▶ **What to do**:
In the listing that follows, how many lines contain "data"? Give the number only.

▶ **Source material**:

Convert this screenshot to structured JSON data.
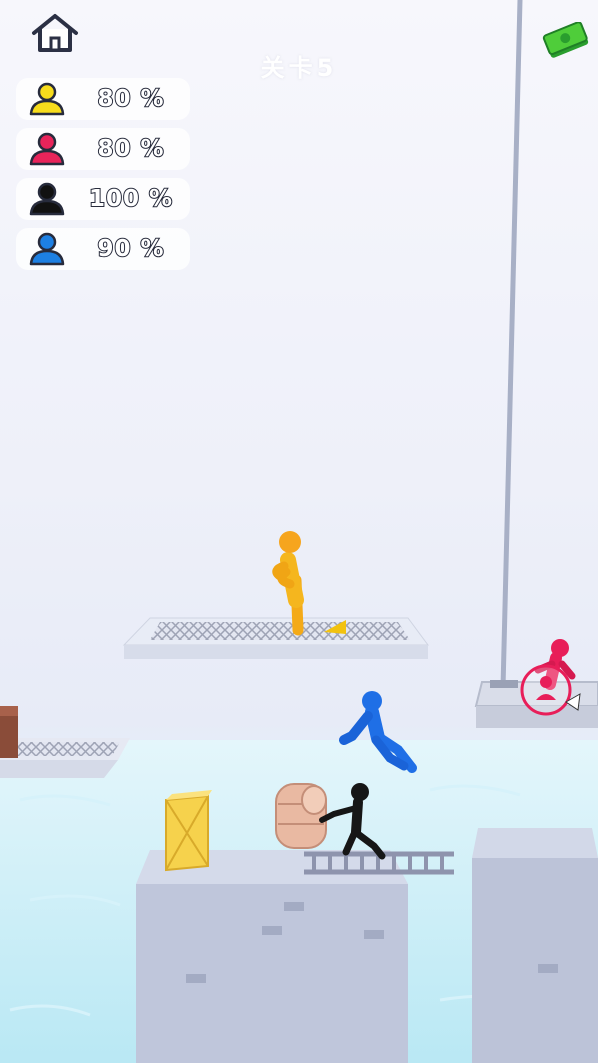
{
  "level": {
    "title": "关卡5"
  },
  "icons": {
    "home": "home-icon",
    "cash": "cash-icon",
    "player": "person-icon",
    "next": "target-arrow-icon"
  },
  "rankings": [
    {
      "player": "yellow",
      "color": "#f7dc1c",
      "percent": "80 %"
    },
    {
      "player": "red",
      "color": "#e8245a",
      "percent": "80 %"
    },
    {
      "player": "black",
      "color": "#111111",
      "percent": "100 %"
    },
    {
      "player": "blue",
      "color": "#1d80e3",
      "percent": "90 %"
    }
  ],
  "characters": [
    {
      "name": "yellow-stickman",
      "color": "#f5b41c"
    },
    {
      "name": "blue-stickman",
      "color": "#1f6fe6"
    },
    {
      "name": "black-stickman",
      "color": "#161616"
    },
    {
      "name": "red-stickman",
      "color": "#e81e59"
    }
  ]
}
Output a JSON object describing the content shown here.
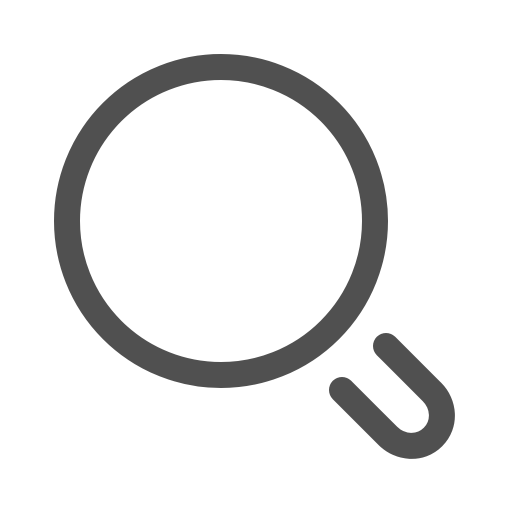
{
  "icon": {
    "name": "search-icon",
    "color": "#505050",
    "background": "#ffffff"
  }
}
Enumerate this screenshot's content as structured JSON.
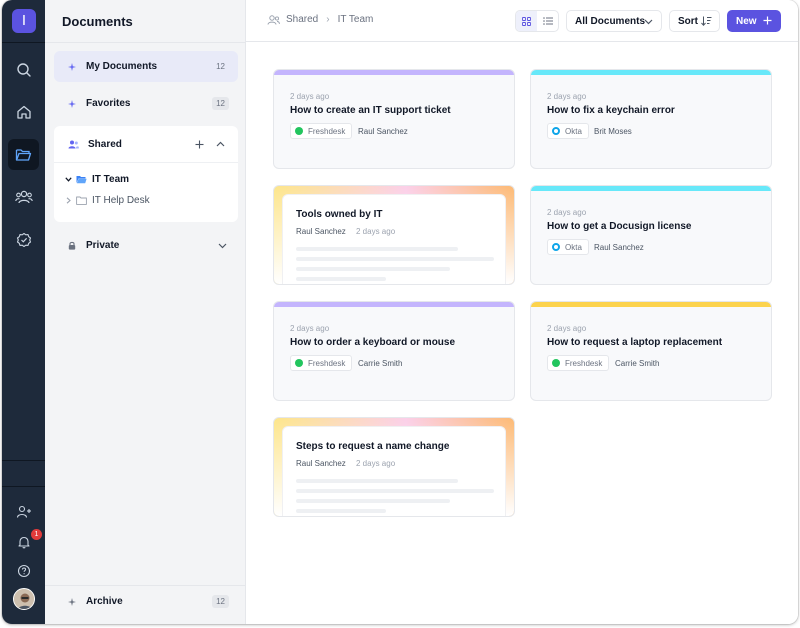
{
  "app": {
    "logo_letter": "I"
  },
  "sidebar": {
    "title": "Documents",
    "items": [
      {
        "label": "My Documents",
        "count": "12"
      },
      {
        "label": "Favorites",
        "count": "12"
      }
    ],
    "shared": {
      "label": "Shared",
      "folders": [
        {
          "label": "IT Team"
        },
        {
          "label": "IT Help Desk"
        }
      ]
    },
    "private": {
      "label": "Private"
    },
    "archive": {
      "label": "Archive",
      "count": "12"
    }
  },
  "rail": {
    "notification_count": "1"
  },
  "topbar": {
    "breadcrumb": [
      "Shared",
      "IT Team"
    ],
    "filter_label": "All Documents",
    "sort_label": "Sort",
    "new_label": "New"
  },
  "cards": [
    {
      "meta": "2 days ago",
      "title": "How to create an IT support ticket",
      "source": "Freshdesk",
      "owner": "Raul Sanchez"
    },
    {
      "meta": "2 days ago",
      "title": "How to fix a keychain error",
      "source": "Okta",
      "owner": "Brit Moses"
    },
    {
      "title": "Tools owned by IT",
      "owner": "Raul Sanchez",
      "meta": "2 days ago"
    },
    {
      "meta": "2 days ago",
      "title": "How to get a Docusign license",
      "source": "Okta",
      "owner": "Raul Sanchez"
    },
    {
      "meta": "2 days ago",
      "title": "How to order a keyboard or mouse",
      "source": "Freshdesk",
      "owner": "Carrie Smith"
    },
    {
      "meta": "2 days ago",
      "title": "How to request a laptop replacement",
      "source": "Freshdesk",
      "owner": "Carrie Smith"
    },
    {
      "title": "Steps to request a name change",
      "owner": "Raul Sanchez",
      "meta": "2 days ago"
    }
  ],
  "colors": {
    "accent": "#5b53e0",
    "purple_bar": "#c4b5fd",
    "cyan_bar": "#67e8f9",
    "yellow_bar": "#fcd34d",
    "freshdesk": "#22c55e",
    "okta": "#0ea5e9"
  }
}
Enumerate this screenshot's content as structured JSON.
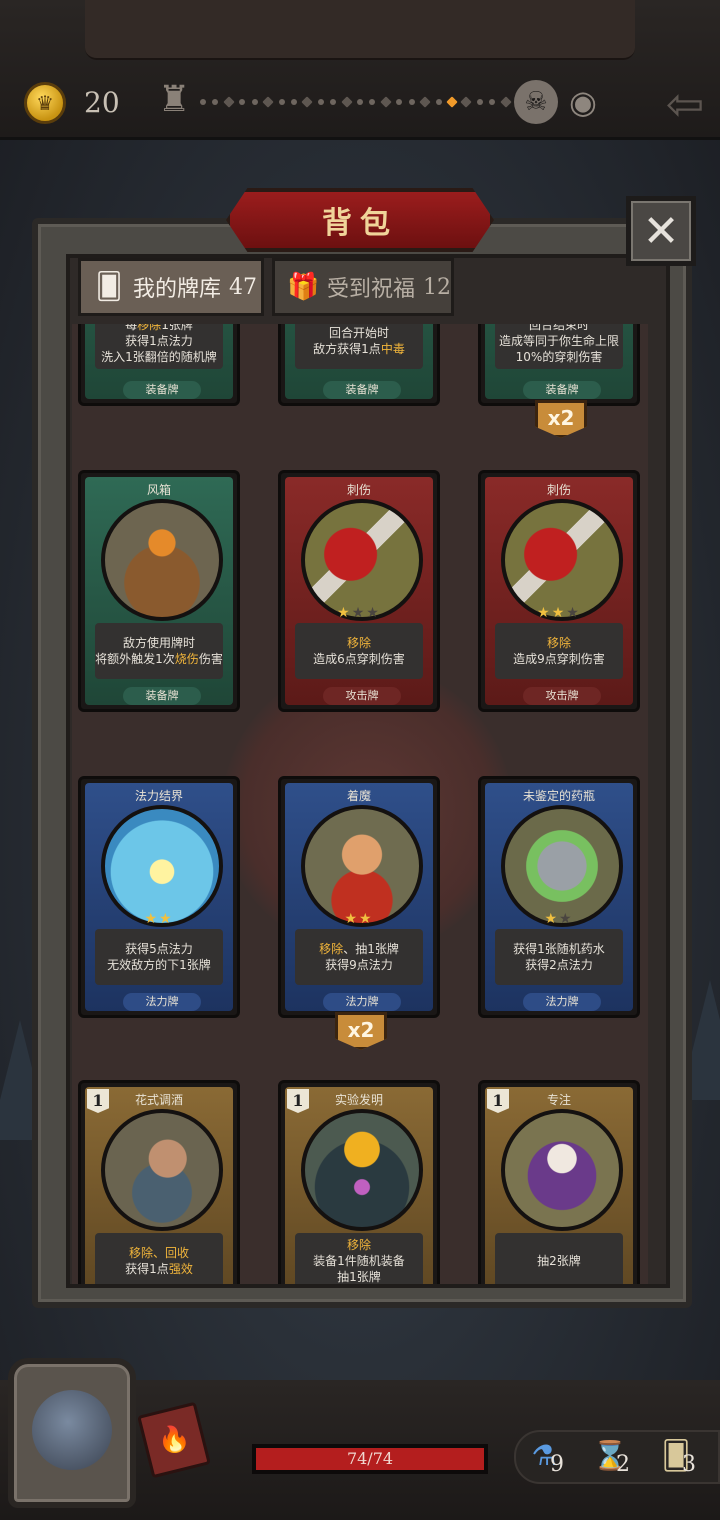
{
  "top_bar": {
    "coins": "20",
    "progress": {
      "total_nodes": 24,
      "current_index": 19
    }
  },
  "modal": {
    "title": "背包",
    "close_icon": "close-icon",
    "tabs": [
      {
        "label": "我的牌库",
        "count": "47",
        "icon": "cards-icon",
        "active": true
      },
      {
        "label": "受到祝福",
        "count": "12",
        "icon": "gift-icon",
        "active": false
      }
    ]
  },
  "cards": {
    "row0": [
      {
        "desc_lines": [
          "每",
          "移除",
          "1张牌"
        ],
        "desc2": "获得1点法力",
        "desc3": "洗入1张翻倍的随机牌",
        "type": "装备牌"
      },
      {
        "desc1": "回合开始时",
        "desc2a": "敌方获得1点",
        "desc2b": "中毒",
        "type": "装备牌"
      },
      {
        "desc1": "回合结束时",
        "desc2": "造成等同于你生命上限",
        "desc3": "10%的穿刺伤害",
        "type": "装备牌",
        "multiplier": "x2"
      }
    ],
    "row1": [
      {
        "name": "风箱",
        "desc1": "敌方使用牌时",
        "desc2a": "将额外触发1次",
        "desc2b": "烧伤",
        "desc2c": "伤害",
        "type": "装备牌"
      },
      {
        "name": "刺伤",
        "stars": 1,
        "desc1": "移除",
        "desc2": "造成6点穿刺伤害",
        "type": "攻击牌"
      },
      {
        "name": "刺伤",
        "stars": 2,
        "desc1": "移除",
        "desc2": "造成9点穿刺伤害",
        "type": "攻击牌"
      }
    ],
    "row2": [
      {
        "name": "法力结界",
        "stars": 2,
        "desc1": "获得5点法力",
        "desc2": "无效敌方的下1张牌",
        "type": "法力牌"
      },
      {
        "name": "着魔",
        "stars": 2,
        "desc1a": "移除",
        "desc1b": "、抽1张牌",
        "desc2": "获得9点法力",
        "type": "法力牌",
        "multiplier": "x2"
      },
      {
        "name": "未鉴定的药瓶",
        "stars": 1,
        "desc1": "获得1张随机药水",
        "desc2": "获得2点法力",
        "type": "法力牌"
      }
    ],
    "row3": [
      {
        "name": "花式调酒",
        "cost": "1",
        "desc1": "移除、回收",
        "desc2a": "获得1点",
        "desc2b": "强效"
      },
      {
        "name": "实验发明",
        "cost": "1",
        "desc1": "移除",
        "desc2": "装备1件随机装备",
        "desc3": "抽1张牌"
      },
      {
        "name": "专注",
        "cost": "1",
        "desc1": "抽2张牌"
      }
    ]
  },
  "bottom_bar": {
    "hp_text": "74/74",
    "hp_fraction": 1.0,
    "potions": "9",
    "hourglass": "2",
    "cards": "3"
  }
}
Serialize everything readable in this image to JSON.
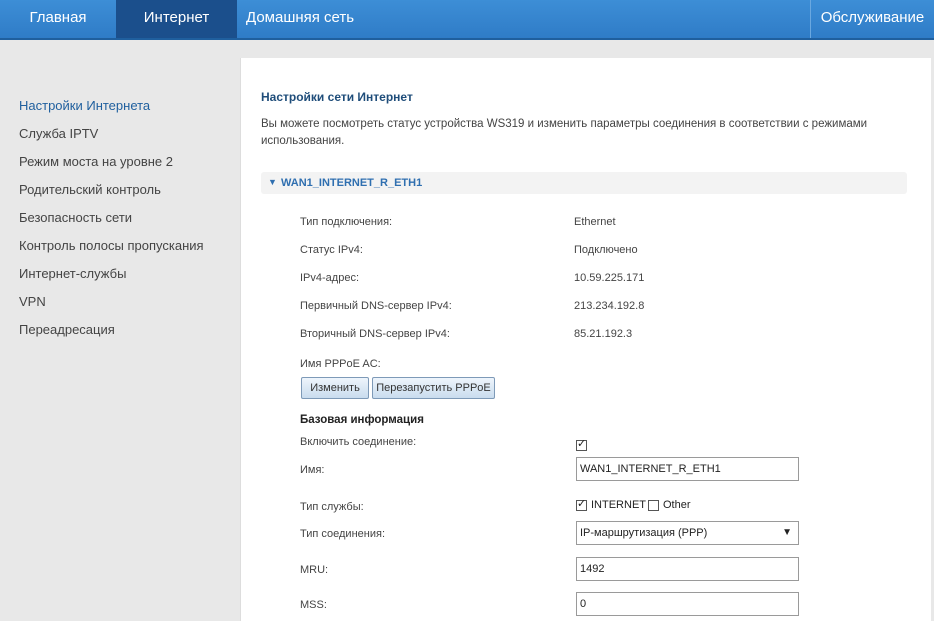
{
  "nav": {
    "home": "Главная",
    "internet": "Интернет",
    "home_network": "Домашняя сеть",
    "maintenance": "Обслуживание"
  },
  "sidebar": {
    "items": [
      {
        "label": "Настройки Интернета"
      },
      {
        "label": "Служба IPTV"
      },
      {
        "label": "Режим моста на уровне 2"
      },
      {
        "label": "Родительский контроль"
      },
      {
        "label": "Безопасность сети"
      },
      {
        "label": "Контроль полосы пропускания"
      },
      {
        "label": "Интернет-службы"
      },
      {
        "label": "VPN"
      },
      {
        "label": "Переадресация"
      }
    ]
  },
  "main": {
    "title": "Настройки сети Интернет",
    "description": "Вы можете посмотреть статус устройства WS319 и изменить параметры соединения в соответствии с режимами использования.",
    "section_title": "WAN1_INTERNET_R_ETH1",
    "status": {
      "conn_type_label": "Тип подключения:",
      "conn_type_value": "Ethernet",
      "ipv4_status_label": "Статус IPv4:",
      "ipv4_status_value": "Подключено",
      "ipv4_addr_label": "IPv4-адрес:",
      "ipv4_addr_value": "10.59.225.171",
      "dns1_label": "Первичный DNS-сервер IPv4:",
      "dns1_value": "213.234.192.8",
      "dns2_label": "Вторичный DNS-сервер IPv4:",
      "dns2_value": "85.21.192.3",
      "pppoe_ac_label": "Имя PPPoE AC:"
    },
    "buttons": {
      "change": "Изменить",
      "restart_pppoe": "Перезапустить PPPoE"
    },
    "basic": {
      "heading": "Базовая информация",
      "enable_label": "Включить соединение:",
      "enable_checked": true,
      "name_label": "Имя:",
      "name_value": "WAN1_INTERNET_R_ETH1",
      "service_label": "Тип службы:",
      "service_internet": "INTERNET",
      "service_internet_checked": true,
      "service_other": "Other",
      "service_other_checked": false,
      "conn_mode_label": "Тип соединения:",
      "conn_mode_value": "IP-маршрутизация (PPP)",
      "mru_label": "MRU:",
      "mru_value": "1492",
      "mss_label": "MSS:",
      "mss_value": "0"
    }
  }
}
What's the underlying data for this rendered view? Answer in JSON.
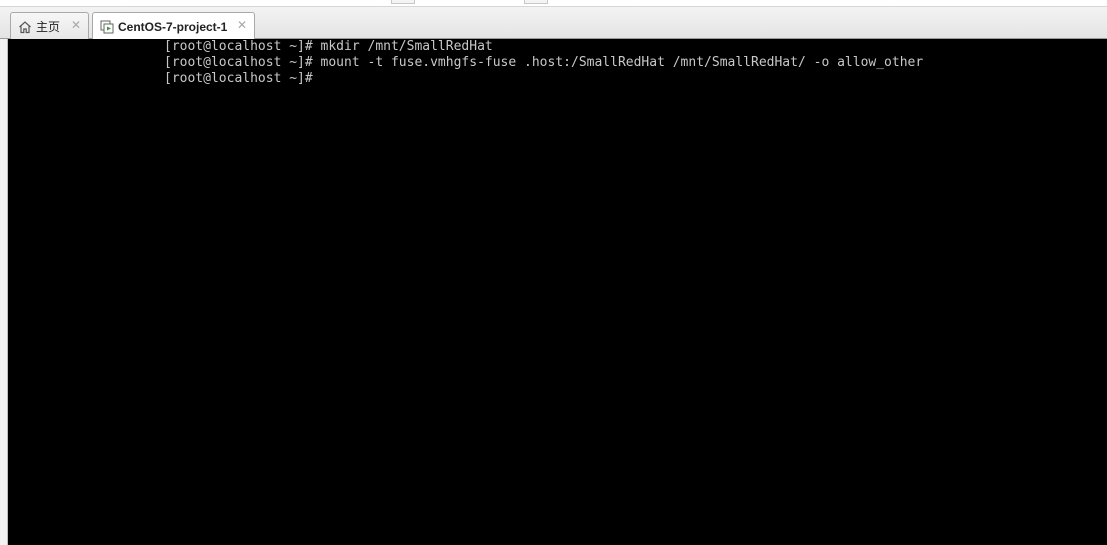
{
  "tabs": {
    "home": {
      "label": "主页",
      "icon": "home-icon",
      "close_glyph": "✕"
    },
    "vm": {
      "label": "CentOS-7-project-1",
      "icon": "vm-console-icon",
      "close_glyph": "✕"
    }
  },
  "console": {
    "lines": [
      "[root@localhost ~]# mkdir /mnt/SmallRedHat",
      "[root@localhost ~]# mount -t fuse.vmhgfs-fuse .host:/SmallRedHat /mnt/SmallRedHat/ -o allow_other",
      "[root@localhost ~]#"
    ],
    "background": "#000000",
    "text_color": "#c8c8c8"
  }
}
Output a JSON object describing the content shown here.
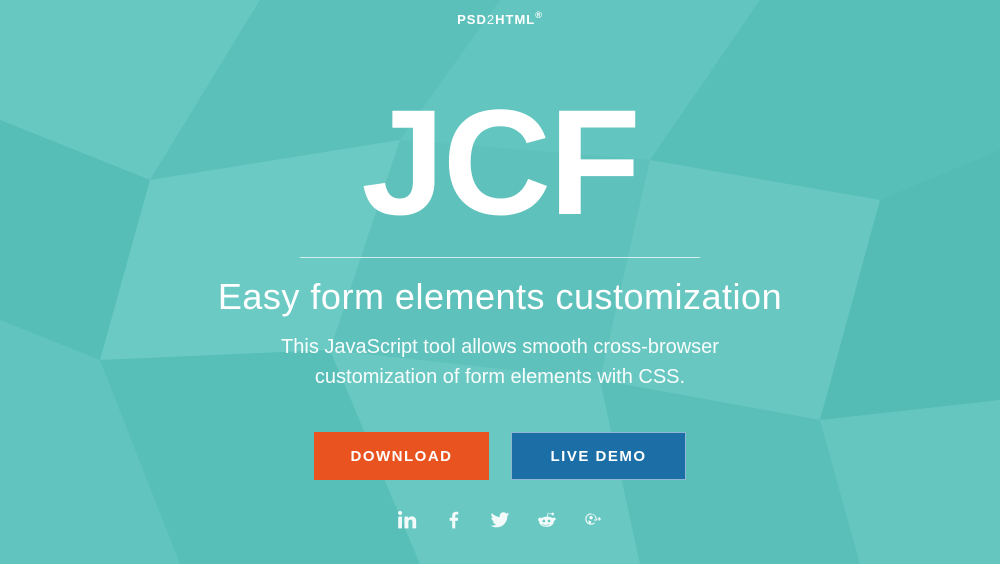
{
  "brand": {
    "part1": "PSD",
    "part2": "2",
    "part3": "HTML",
    "reg": "®"
  },
  "hero": {
    "logo": "JCF",
    "headline": "Easy form elements customization",
    "sub_line1": "This JavaScript tool allows smooth cross-browser",
    "sub_line2": "customization of form elements with CSS."
  },
  "cta": {
    "download": "DOWNLOAD",
    "demo": "LIVE DEMO"
  },
  "social": {
    "linkedin": "linkedin",
    "facebook": "facebook",
    "twitter": "twitter",
    "reddit": "reddit",
    "googleplus": "google-plus"
  },
  "colors": {
    "bg": "#5fc1bb",
    "primary": "#e9531f",
    "secondary": "#1b6fa6"
  }
}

▶ **Output for this exercise**:
2